**Goal**
Here are records with pictures in them. Copy all of them exactly and leave the pictures out.
[Start Extracted entries]
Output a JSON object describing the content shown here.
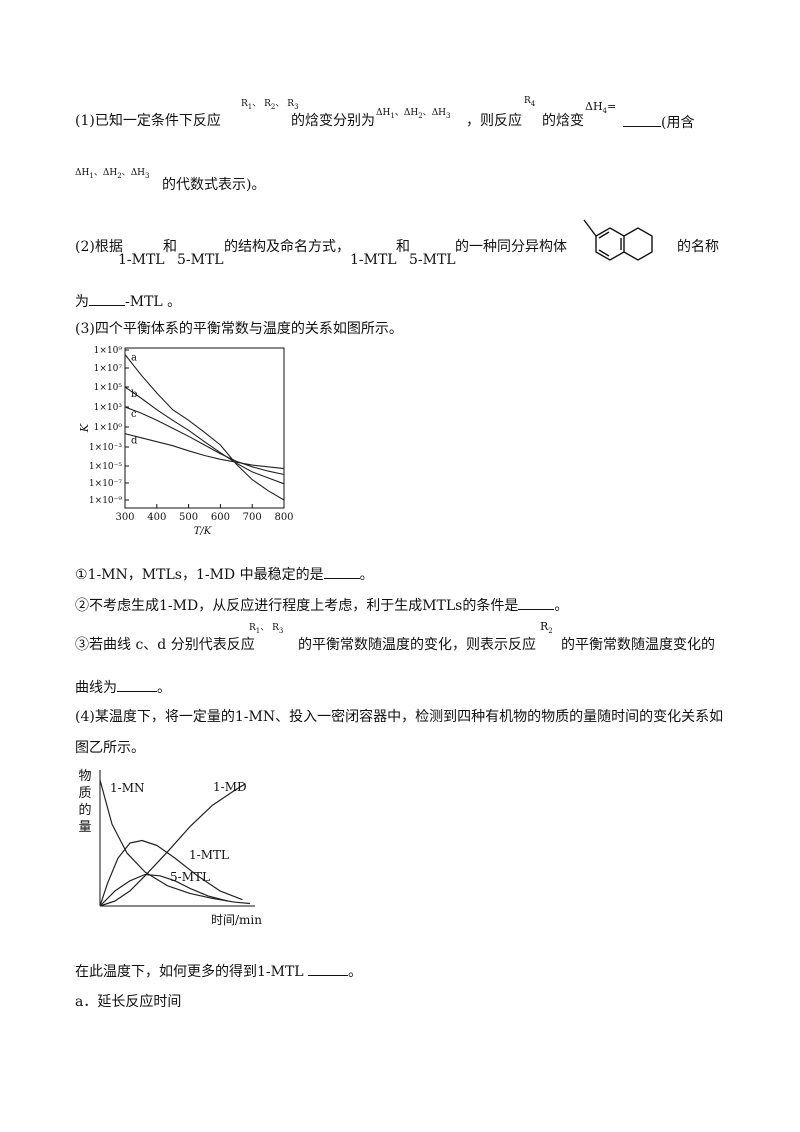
{
  "q1": {
    "prefix": "(1)已知一定条件下反应",
    "r1": "R",
    "r1s": "1",
    "sep1": "、",
    "r2": "R",
    "r2s": "2",
    "sep2": "、",
    "r3": "R",
    "r3s": "3",
    "text_enthalpy": "的焓变分别为",
    "dh1": "ΔH",
    "dh1s": "1",
    "dsep1": "、",
    "dh2": "ΔH",
    "dh2s": "2",
    "dsep2": "、",
    "dh3": "ΔH",
    "dh3s": "3",
    "text_then": "，则反应",
    "r4": "R",
    "r4s": "4",
    "text_enthalpy2": "的焓变",
    "dh4": "ΔH",
    "dh4s": "4",
    "eq": "=",
    "after_blank": "(用含",
    "line2_dh1": "ΔH",
    "line2_dh1s": "1",
    "line2_sep1": "、",
    "line2_dh2": "ΔH",
    "line2_dh2s": "2",
    "line2_sep2": "、",
    "line2_dh3": "ΔH",
    "line2_dh3s": "3",
    "line2_end": "的代数式表示)。"
  },
  "q2": {
    "prefix": "(2)根据",
    "label_a": "1-MTL",
    "and1": "和",
    "label_b": "5-MTL",
    "text1": "的结构及命名方式，",
    "label_c": "1-MTL",
    "and2": "和",
    "label_d": "5-MTL",
    "text2": "的一种同分异构体",
    "text3": "的名称",
    "line2_prefix": "为",
    "line2_suffix": "-MTL 。"
  },
  "q3": {
    "intro": "(3)四个平衡体系的平衡常数与温度的关系如图所示。",
    "item1_prefix": "①",
    "item1_a": "1-MN",
    "item1_comma1": "，",
    "item1_b": "MTLs",
    "item1_comma2": "，",
    "item1_rest": "1-MD 中最稳定的是",
    "item1_end": "。",
    "item2_prefix": "②不考虑生成",
    "item2_a": "1-MD",
    "item2_mid": "，从反应进行程度上考虑，利于生成",
    "item2_b": "MTLs",
    "item2_rest": "的条件是",
    "item2_end": "。",
    "item3_prefix": "③若曲线 c、d 分别代表反应",
    "item3_r1": "R",
    "item3_r1s": "1",
    "item3_sep": "、",
    "item3_r3": "R",
    "item3_r3s": "3",
    "item3_mid": "的平衡常数随温度的变化，则表示反应",
    "item3_r2": "R",
    "item3_r2s": "2",
    "item3_rest": "的平衡常数随温度变化的",
    "item3_line2": "曲线为",
    "item3_end": "。"
  },
  "q4": {
    "line1_prefix": "(4)某温度下，将一定量的",
    "line1_a": "1-MN",
    "line1_rest": "、投入一密闭容器中，检测到四种有机物的物质的量随时间的变化关系如",
    "line2": "图乙所示。",
    "question_prefix": "在此温度下，如何更多的得到",
    "question_a": "1-MTL",
    "question_end": "。",
    "option_a": "a．延长反应时间"
  },
  "chart_data": [
    {
      "type": "line",
      "ylabel": "K",
      "xlabel": "T/K",
      "x_ticks": [
        "300",
        "400",
        "500",
        "600",
        "700",
        "800"
      ],
      "xlim": [
        300,
        800
      ],
      "y_scale": "log",
      "y_ticks": [
        "1×10⁹",
        "1×10⁷",
        "1×10⁵",
        "1×10³",
        "1×10⁰",
        "1×10⁻³",
        "1×10⁻⁵",
        "1×10⁻⁷",
        "1×10⁻⁹"
      ],
      "y_tick_exponents": [
        9,
        7,
        5,
        3,
        0,
        -3,
        -5,
        -7,
        -9
      ],
      "series": [
        {
          "name": "a",
          "x": [
            300,
            350,
            400,
            450,
            500,
            550,
            600,
            650,
            700,
            750,
            800
          ],
          "y_exp": [
            8.5,
            6.3,
            4.4,
            2.6,
            1.0,
            -0.8,
            -2.7,
            -4.8,
            -6.6,
            -7.9,
            -9.0
          ]
        },
        {
          "name": "b",
          "x": [
            300,
            350,
            400,
            450,
            500,
            550,
            600,
            650,
            700,
            750,
            800
          ],
          "y_exp": [
            5.0,
            3.9,
            2.6,
            1.0,
            -0.5,
            -2.2,
            -3.6,
            -4.7,
            -5.7,
            -6.4,
            -7.1
          ]
        },
        {
          "name": "c",
          "x": [
            300,
            350,
            400,
            450,
            500,
            550,
            600,
            650,
            700,
            750,
            800
          ],
          "y_exp": [
            3.0,
            2.1,
            1.0,
            -0.2,
            -1.4,
            -2.7,
            -3.7,
            -4.5,
            -5.1,
            -5.6,
            -6.0
          ]
        },
        {
          "name": "d",
          "x": [
            300,
            350,
            400,
            450,
            500,
            550,
            600,
            650,
            700,
            750,
            800
          ],
          "y_exp": [
            -1.0,
            -1.6,
            -2.2,
            -2.8,
            -3.4,
            -3.9,
            -4.3,
            -4.6,
            -4.9,
            -5.1,
            -5.3
          ]
        }
      ]
    },
    {
      "type": "line",
      "ylabel": "物质的量",
      "xlabel": "时间/min",
      "series": [
        {
          "name": "1-MN",
          "x": [
            0,
            0.08,
            0.18,
            0.3,
            0.45,
            0.6,
            0.75,
            0.9,
            1.0
          ],
          "y": [
            1.0,
            0.65,
            0.42,
            0.27,
            0.16,
            0.1,
            0.06,
            0.03,
            0.02
          ]
        },
        {
          "name": "1-MD",
          "x": [
            0,
            0.1,
            0.2,
            0.3,
            0.45,
            0.6,
            0.75,
            0.9,
            0.97
          ],
          "y": [
            0,
            0.04,
            0.12,
            0.24,
            0.43,
            0.63,
            0.8,
            0.92,
            0.97
          ]
        },
        {
          "name": "1-MTL",
          "x": [
            0,
            0.05,
            0.12,
            0.2,
            0.28,
            0.38,
            0.5,
            0.65,
            0.8,
            0.95
          ],
          "y": [
            0,
            0.18,
            0.38,
            0.5,
            0.52,
            0.48,
            0.38,
            0.24,
            0.12,
            0.05
          ]
        },
        {
          "name": "5-MTL",
          "x": [
            0,
            0.1,
            0.2,
            0.3,
            0.4,
            0.5,
            0.6,
            0.72,
            0.85
          ],
          "y": [
            0,
            0.12,
            0.2,
            0.25,
            0.24,
            0.2,
            0.14,
            0.08,
            0.04
          ]
        }
      ]
    }
  ]
}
[End Extracted entries]
**Exercise answer**
Output a JSON object describing the content shown here.
{
  "q1": {
    "prefix": "(1)已知一定条件下反应",
    "r1": "R",
    "r1s": "1",
    "sep1": "、",
    "r2": "R",
    "r2s": "2",
    "sep2": "、",
    "r3": "R",
    "r3s": "3",
    "text_enthalpy": "的焓变分别为",
    "dh1": "ΔH",
    "dh1s": "1",
    "dsep1": "、",
    "dh2": "ΔH",
    "dh2s": "2",
    "dsep2": "、",
    "dh3": "ΔH",
    "dh3s": "3",
    "text_then": "，则反应",
    "r4": "R",
    "r4s": "4",
    "text_enthalpy2": "的焓变",
    "dh4": "ΔH",
    "dh4s": "4",
    "eq": "=",
    "after_blank": "(用含",
    "line2_dh1": "ΔH",
    "line2_dh1s": "1",
    "line2_sep1": "、",
    "line2_dh2": "ΔH",
    "line2_dh2s": "2",
    "line2_sep2": "、",
    "line2_dh3": "ΔH",
    "line2_dh3s": "3",
    "line2_end": "的代数式表示)。"
  },
  "q2": {
    "prefix": "(2)根据",
    "label_a": "1-MTL",
    "and1": "和",
    "label_b": "5-MTL",
    "text1": "的结构及命名方式，",
    "label_c": "1-MTL",
    "and2": "和",
    "label_d": "5-MTL",
    "text2": "的一种同分异构体",
    "text3": "的名称",
    "line2_prefix": "为",
    "line2_suffix": "-MTL 。"
  },
  "q3": {
    "intro": "(3)四个平衡体系的平衡常数与温度的关系如图所示。",
    "item1_prefix": "①",
    "item1_a": "1-MN",
    "item1_comma1": "，",
    "item1_b": "MTLs",
    "item1_comma2": "，",
    "item1_rest": "1-MD 中最稳定的是",
    "item1_end": "。",
    "item2_prefix": "②不考虑生成",
    "item2_a": "1-MD",
    "item2_mid": "，从反应进行程度上考虑，利于生成",
    "item2_b": "MTLs",
    "item2_rest": "的条件是",
    "item2_end": "。",
    "item3_prefix": "③若曲线 c、d 分别代表反应",
    "item3_r1": "R",
    "item3_r1s": "1",
    "item3_sep": "、",
    "item3_r3": "R",
    "item3_r3s": "3",
    "item3_mid": "的平衡常数随温度的变化，则表示反应",
    "item3_r2": "R",
    "item3_r2s": "2",
    "item3_rest": "的平衡常数随温度变化的",
    "item3_line2": "曲线为",
    "item3_end": "。"
  },
  "q4": {
    "line1_prefix": "(4)某温度下，将一定量的",
    "line1_a": "1-MN",
    "line1_rest": "、投入一密闭容器中，检测到四种有机物的物质的量随时间的变化关系如",
    "line2": "图乙所示。",
    "question_prefix": "在此温度下，如何更多的得到",
    "question_a": "1-MTL",
    "question_end": "。",
    "option_a": "a．延长反应时间"
  },
  "chart_data": [
    {
      "type": "line",
      "ylabel": "K",
      "xlabel": "T/K",
      "x_ticks": [
        "300",
        "400",
        "500",
        "600",
        "700",
        "800"
      ],
      "xlim": [
        300,
        800
      ],
      "y_scale": "log",
      "y_ticks": [
        "1×10⁹",
        "1×10⁷",
        "1×10⁵",
        "1×10³",
        "1×10⁰",
        "1×10⁻³",
        "1×10⁻⁵",
        "1×10⁻⁷",
        "1×10⁻⁹"
      ],
      "y_tick_exponents": [
        9,
        7,
        5,
        3,
        0,
        -3,
        -5,
        -7,
        -9
      ],
      "series": [
        {
          "name": "a",
          "x": [
            300,
            350,
            400,
            450,
            500,
            550,
            600,
            650,
            700,
            750,
            800
          ],
          "y_exp": [
            8.5,
            6.3,
            4.4,
            2.6,
            1.0,
            -0.8,
            -2.7,
            -4.8,
            -6.6,
            -7.9,
            -9.0
          ]
        },
        {
          "name": "b",
          "x": [
            300,
            350,
            400,
            450,
            500,
            550,
            600,
            650,
            700,
            750,
            800
          ],
          "y_exp": [
            5.0,
            3.9,
            2.6,
            1.0,
            -0.5,
            -2.2,
            -3.6,
            -4.7,
            -5.7,
            -6.4,
            -7.1
          ]
        },
        {
          "name": "c",
          "x": [
            300,
            350,
            400,
            450,
            500,
            550,
            600,
            650,
            700,
            750,
            800
          ],
          "y_exp": [
            3.0,
            2.1,
            1.0,
            -0.2,
            -1.4,
            -2.7,
            -3.7,
            -4.5,
            -5.1,
            -5.6,
            -6.0
          ]
        },
        {
          "name": "d",
          "x": [
            300,
            350,
            400,
            450,
            500,
            550,
            600,
            650,
            700,
            750,
            800
          ],
          "y_exp": [
            -1.0,
            -1.6,
            -2.2,
            -2.8,
            -3.4,
            -3.9,
            -4.3,
            -4.6,
            -4.9,
            -5.1,
            -5.3
          ]
        }
      ]
    },
    {
      "type": "line",
      "ylabel": "物质的量",
      "xlabel": "时间/min",
      "series": [
        {
          "name": "1-MN",
          "x": [
            0,
            0.08,
            0.18,
            0.3,
            0.45,
            0.6,
            0.75,
            0.9,
            1.0
          ],
          "y": [
            1.0,
            0.65,
            0.42,
            0.27,
            0.16,
            0.1,
            0.06,
            0.03,
            0.02
          ]
        },
        {
          "name": "1-MD",
          "x": [
            0,
            0.1,
            0.2,
            0.3,
            0.45,
            0.6,
            0.75,
            0.9,
            0.97
          ],
          "y": [
            0,
            0.04,
            0.12,
            0.24,
            0.43,
            0.63,
            0.8,
            0.92,
            0.97
          ]
        },
        {
          "name": "1-MTL",
          "x": [
            0,
            0.05,
            0.12,
            0.2,
            0.28,
            0.38,
            0.5,
            0.65,
            0.8,
            0.95
          ],
          "y": [
            0,
            0.18,
            0.38,
            0.5,
            0.52,
            0.48,
            0.38,
            0.24,
            0.12,
            0.05
          ]
        },
        {
          "name": "5-MTL",
          "x": [
            0,
            0.1,
            0.2,
            0.3,
            0.4,
            0.5,
            0.6,
            0.72,
            0.85
          ],
          "y": [
            0,
            0.12,
            0.2,
            0.25,
            0.24,
            0.2,
            0.14,
            0.08,
            0.04
          ]
        }
      ]
    }
  ]
}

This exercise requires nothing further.